**Goal**
Edit the material below by replacing "simplified" with "schematic" and leaving everything else unchanged.

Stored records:
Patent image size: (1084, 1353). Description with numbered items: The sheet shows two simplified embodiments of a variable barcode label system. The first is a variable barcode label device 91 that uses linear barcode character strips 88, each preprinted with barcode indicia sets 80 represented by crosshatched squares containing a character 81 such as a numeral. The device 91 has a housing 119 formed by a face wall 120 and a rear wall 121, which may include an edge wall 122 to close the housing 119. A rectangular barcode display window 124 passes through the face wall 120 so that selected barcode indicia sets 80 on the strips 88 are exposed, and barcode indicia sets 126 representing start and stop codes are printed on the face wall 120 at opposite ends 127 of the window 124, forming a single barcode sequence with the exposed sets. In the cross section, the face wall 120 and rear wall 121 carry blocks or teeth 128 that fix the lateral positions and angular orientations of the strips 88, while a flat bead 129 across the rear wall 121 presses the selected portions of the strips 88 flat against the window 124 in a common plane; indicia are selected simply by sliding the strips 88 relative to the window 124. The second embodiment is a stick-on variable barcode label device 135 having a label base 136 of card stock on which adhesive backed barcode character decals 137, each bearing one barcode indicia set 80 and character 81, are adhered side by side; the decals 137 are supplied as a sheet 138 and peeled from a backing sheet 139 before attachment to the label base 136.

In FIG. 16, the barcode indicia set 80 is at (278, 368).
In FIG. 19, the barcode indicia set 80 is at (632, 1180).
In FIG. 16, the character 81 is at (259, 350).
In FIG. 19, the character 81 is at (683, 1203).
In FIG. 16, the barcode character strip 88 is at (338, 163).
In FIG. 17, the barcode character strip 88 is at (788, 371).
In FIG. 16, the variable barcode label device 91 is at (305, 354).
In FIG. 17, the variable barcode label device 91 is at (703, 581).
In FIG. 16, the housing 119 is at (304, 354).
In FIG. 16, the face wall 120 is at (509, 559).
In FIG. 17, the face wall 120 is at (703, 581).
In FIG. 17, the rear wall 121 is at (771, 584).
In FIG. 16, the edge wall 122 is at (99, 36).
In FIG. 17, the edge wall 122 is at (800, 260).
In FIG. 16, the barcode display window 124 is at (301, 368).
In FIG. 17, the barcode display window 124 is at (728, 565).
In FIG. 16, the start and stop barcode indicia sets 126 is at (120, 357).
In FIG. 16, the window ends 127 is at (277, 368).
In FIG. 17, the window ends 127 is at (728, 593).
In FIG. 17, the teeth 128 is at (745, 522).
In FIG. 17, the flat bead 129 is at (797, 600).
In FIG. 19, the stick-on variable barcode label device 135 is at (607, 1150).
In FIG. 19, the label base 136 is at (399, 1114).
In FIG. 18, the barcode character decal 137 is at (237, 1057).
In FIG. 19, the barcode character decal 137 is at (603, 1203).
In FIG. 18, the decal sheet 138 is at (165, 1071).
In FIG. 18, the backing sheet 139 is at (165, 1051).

**Response to this task**
Patent image size: (1084, 1353). Description with numbered items: The sheet shows two schematic embodiments of a variable barcode label system. The first is a variable barcode label device 91 that uses linear barcode character strips 88, each preprinted with barcode indicia sets 80 represented by crosshatched squares containing a character 81 such as a numeral. The device 91 has a housing 119 formed by a face wall 120 and a rear wall 121, which may include an edge wall 122 to close the housing 119. A rectangular barcode display window 124 passes through the face wall 120 so that selected barcode indicia sets 80 on the strips 88 are exposed, and barcode indicia sets 126 representing start and stop codes are printed on the face wall 120 at opposite ends 127 of the window 124, forming a single barcode sequence with the exposed sets. In the cross section, the face wall 120 and rear wall 121 carry blocks or teeth 128 that fix the lateral positions and angular orientations of the strips 88, while a flat bead 129 across the rear wall 121 presses the selected portions of the strips 88 flat against the window 124 in a common plane; indicia are selected simply by sliding the strips 88 relative to the window 124. The second embodiment is a stick-on variable barcode label device 135 having a label base 136 of card stock on which adhesive backed barcode character decals 137, each bearing one barcode indicia set 80 and character 81, are adhered side by side; the decals 137 are supplied as a sheet 138 and peeled from a backing sheet 139 before attachment to the label base 136.

In FIG. 16, the barcode indicia set 80 is at (278, 368).
In FIG. 19, the barcode indicia set 80 is at (632, 1180).
In FIG. 16, the character 81 is at (259, 350).
In FIG. 19, the character 81 is at (683, 1203).
In FIG. 16, the barcode character strip 88 is at (338, 163).
In FIG. 17, the barcode character strip 88 is at (788, 371).
In FIG. 16, the variable barcode label device 91 is at (305, 354).
In FIG. 17, the variable barcode label device 91 is at (703, 581).
In FIG. 16, the housing 119 is at (304, 354).
In FIG. 16, the face wall 120 is at (509, 559).
In FIG. 17, the face wall 120 is at (703, 581).
In FIG. 17, the rear wall 121 is at (771, 584).
In FIG. 16, the edge wall 122 is at (99, 36).
In FIG. 17, the edge wall 122 is at (800, 260).
In FIG. 16, the barcode display window 124 is at (301, 368).
In FIG. 17, the barcode display window 124 is at (728, 565).
In FIG. 16, the start and stop barcode indicia sets 126 is at (120, 357).
In FIG. 16, the window ends 127 is at (277, 368).
In FIG. 17, the window ends 127 is at (728, 593).
In FIG. 17, the teeth 128 is at (745, 522).
In FIG. 17, the flat bead 129 is at (797, 600).
In FIG. 19, the stick-on variable barcode label device 135 is at (607, 1150).
In FIG. 19, the label base 136 is at (399, 1114).
In FIG. 18, the barcode character decal 137 is at (237, 1057).
In FIG. 19, the barcode character decal 137 is at (603, 1203).
In FIG. 18, the decal sheet 138 is at (165, 1071).
In FIG. 18, the backing sheet 139 is at (165, 1051).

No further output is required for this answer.